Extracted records
:::::

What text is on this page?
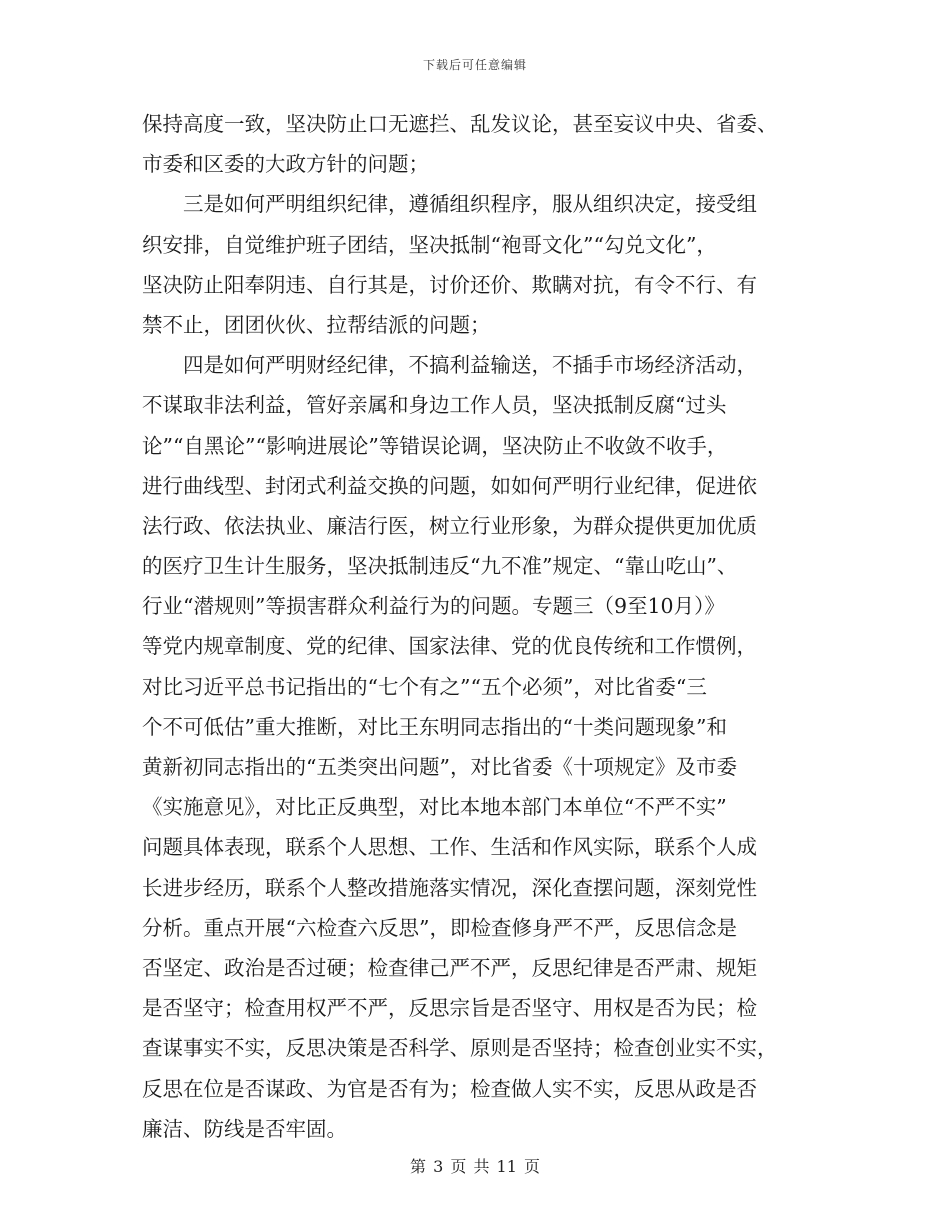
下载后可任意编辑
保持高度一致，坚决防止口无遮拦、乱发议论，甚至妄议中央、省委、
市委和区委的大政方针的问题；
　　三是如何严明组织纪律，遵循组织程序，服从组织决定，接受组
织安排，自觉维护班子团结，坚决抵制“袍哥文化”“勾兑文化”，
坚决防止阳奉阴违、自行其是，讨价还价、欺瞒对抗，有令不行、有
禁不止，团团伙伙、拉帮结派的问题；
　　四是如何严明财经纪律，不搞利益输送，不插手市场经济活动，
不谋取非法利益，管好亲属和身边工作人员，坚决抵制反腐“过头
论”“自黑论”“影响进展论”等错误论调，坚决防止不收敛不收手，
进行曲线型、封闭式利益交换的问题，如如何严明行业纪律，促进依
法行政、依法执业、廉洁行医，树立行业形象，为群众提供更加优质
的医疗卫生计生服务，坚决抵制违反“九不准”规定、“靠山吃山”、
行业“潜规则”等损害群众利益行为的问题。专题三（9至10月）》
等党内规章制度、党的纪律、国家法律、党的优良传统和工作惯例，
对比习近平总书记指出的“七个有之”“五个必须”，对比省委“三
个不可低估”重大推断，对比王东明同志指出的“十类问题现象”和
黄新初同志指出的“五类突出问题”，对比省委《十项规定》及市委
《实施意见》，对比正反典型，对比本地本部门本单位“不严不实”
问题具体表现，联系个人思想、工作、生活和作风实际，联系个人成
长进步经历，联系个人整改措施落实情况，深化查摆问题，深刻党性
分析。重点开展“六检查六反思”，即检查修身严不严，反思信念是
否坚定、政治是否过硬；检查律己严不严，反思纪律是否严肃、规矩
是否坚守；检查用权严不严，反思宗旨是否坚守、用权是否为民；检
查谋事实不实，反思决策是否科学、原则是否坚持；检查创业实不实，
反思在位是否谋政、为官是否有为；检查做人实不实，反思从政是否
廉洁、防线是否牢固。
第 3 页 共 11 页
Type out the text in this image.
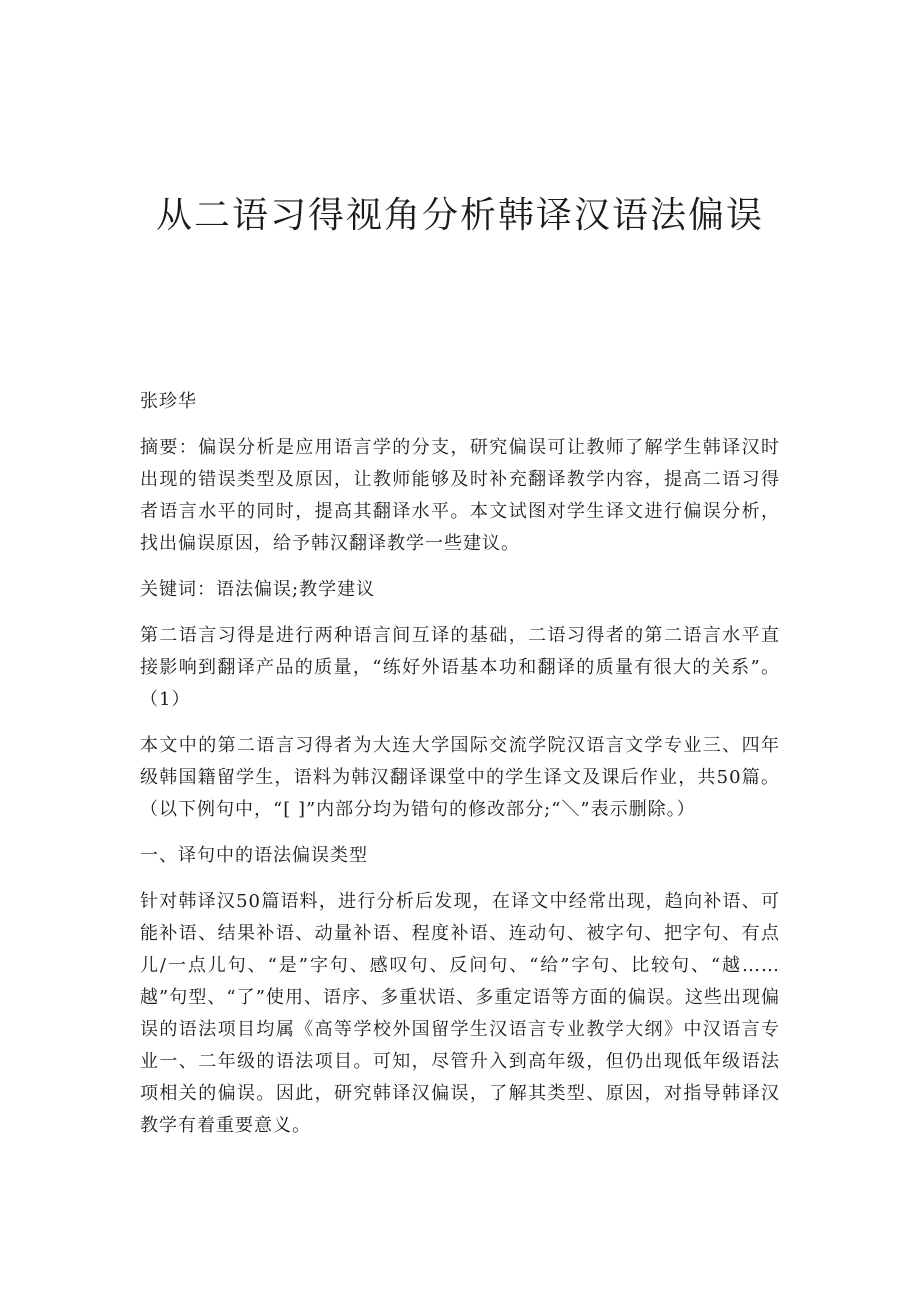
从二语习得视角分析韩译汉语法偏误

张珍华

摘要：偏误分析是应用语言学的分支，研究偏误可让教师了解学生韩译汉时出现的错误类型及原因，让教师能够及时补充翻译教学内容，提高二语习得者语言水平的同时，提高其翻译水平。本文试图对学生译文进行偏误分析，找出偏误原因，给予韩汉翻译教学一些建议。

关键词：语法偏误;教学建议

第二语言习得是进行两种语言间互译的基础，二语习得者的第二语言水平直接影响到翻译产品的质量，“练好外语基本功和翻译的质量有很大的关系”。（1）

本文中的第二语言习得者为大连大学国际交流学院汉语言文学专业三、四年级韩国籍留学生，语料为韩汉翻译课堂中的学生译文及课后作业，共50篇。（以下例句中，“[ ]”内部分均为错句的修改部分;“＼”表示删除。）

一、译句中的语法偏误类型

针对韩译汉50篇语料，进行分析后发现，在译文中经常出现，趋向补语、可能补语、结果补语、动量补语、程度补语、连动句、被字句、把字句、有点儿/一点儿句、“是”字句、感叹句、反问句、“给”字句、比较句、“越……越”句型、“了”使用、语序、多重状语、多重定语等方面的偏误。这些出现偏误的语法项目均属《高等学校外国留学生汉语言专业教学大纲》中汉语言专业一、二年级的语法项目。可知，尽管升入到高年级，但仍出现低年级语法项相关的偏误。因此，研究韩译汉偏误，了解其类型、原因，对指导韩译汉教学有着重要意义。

:::::

### AIM OF THE TASK
Transcribe the material exactly, and leave out whatever pictures it holds.

### EXERCISE RESULT
What text is on this page?
下载后可任意编辑
保持高度一致，坚决防止口无遮拦、乱发议论，甚至妄议中央、省委、
市委和区委的大政方针的问题；
　　三是如何严明组织纪律，遵循组织程序，服从组织决定，接受组
织安排，自觉维护班子团结，坚决抵制“袍哥文化”“勾兑文化”，
坚决防止阳奉阴违、自行其是，讨价还价、欺瞒对抗，有令不行、有
禁不止，团团伙伙、拉帮结派的问题；
　　四是如何严明财经纪律，不搞利益输送，不插手市场经济活动，
不谋取非法利益，管好亲属和身边工作人员，坚决抵制反腐“过头
论”“自黑论”“影响进展论”等错误论调，坚决防止不收敛不收手，
进行曲线型、封闭式利益交换的问题，如如何严明行业纪律，促进依
法行政、依法执业、廉洁行医，树立行业形象，为群众提供更加优质
的医疗卫生计生服务，坚决抵制违反“九不准”规定、“靠山吃山”、
行业“潜规则”等损害群众利益行为的问题。专题三（9至10月）》
等党内规章制度、党的纪律、国家法律、党的优良传统和工作惯例，
对比习近平总书记指出的“七个有之”“五个必须”，对比省委“三
个不可低估”重大推断，对比王东明同志指出的“十类问题现象”和
黄新初同志指出的“五类突出问题”，对比省委《十项规定》及市委
《实施意见》，对比正反典型，对比本地本部门本单位“不严不实”
问题具体表现，联系个人思想、工作、生活和作风实际，联系个人成
长进步经历，联系个人整改措施落实情况，深化查摆问题，深刻党性
分析。重点开展“六检查六反思”，即检查修身严不严，反思信念是
否坚定、政治是否过硬；检查律己严不严，反思纪律是否严肃、规矩
是否坚守；检查用权严不严，反思宗旨是否坚守、用权是否为民；检
查谋事实不实，反思决策是否科学、原则是否坚持；检查创业实不实，
反思在位是否谋政、为官是否有为；检查做人实不实，反思从政是否
廉洁、防线是否牢固。
第 3 页 共 11 页
Type out the text in this image.
从二语习得视角分析韩译汉语法偏误

张珍华

摘要：偏误分析是应用语言学的分支，研究偏误可让教师了解学生韩译汉时出现的错误类型及原因，让教师能够及时补充翻译教学内容，提高二语习得者语言水平的同时，提高其翻译水平。本文试图对学生译文进行偏误分析，找出偏误原因，给予韩汉翻译教学一些建议。

关键词：语法偏误;教学建议

第二语言习得是进行两种语言间互译的基础，二语习得者的第二语言水平直接影响到翻译产品的质量，“练好外语基本功和翻译的质量有很大的关系”。（1）

本文中的第二语言习得者为大连大学国际交流学院汉语言文学专业三、四年级韩国籍留学生，语料为韩汉翻译课堂中的学生译文及课后作业，共50篇。（以下例句中，“[ ]”内部分均为错句的修改部分;“＼”表示删除。）

一、译句中的语法偏误类型

针对韩译汉50篇语料，进行分析后发现，在译文中经常出现，趋向补语、可能补语、结果补语、动量补语、程度补语、连动句、被字句、把字句、有点儿/一点儿句、“是”字句、感叹句、反问句、“给”字句、比较句、“越……越”句型、“了”使用、语序、多重状语、多重定语等方面的偏误。这些出现偏误的语法项目均属《高等学校外国留学生汉语言专业教学大纲》中汉语言专业一、二年级的语法项目。可知，尽管升入到高年级，但仍出现低年级语法项相关的偏误。因此，研究韩译汉偏误，了解其类型、原因，对指导韩译汉教学有着重要意义。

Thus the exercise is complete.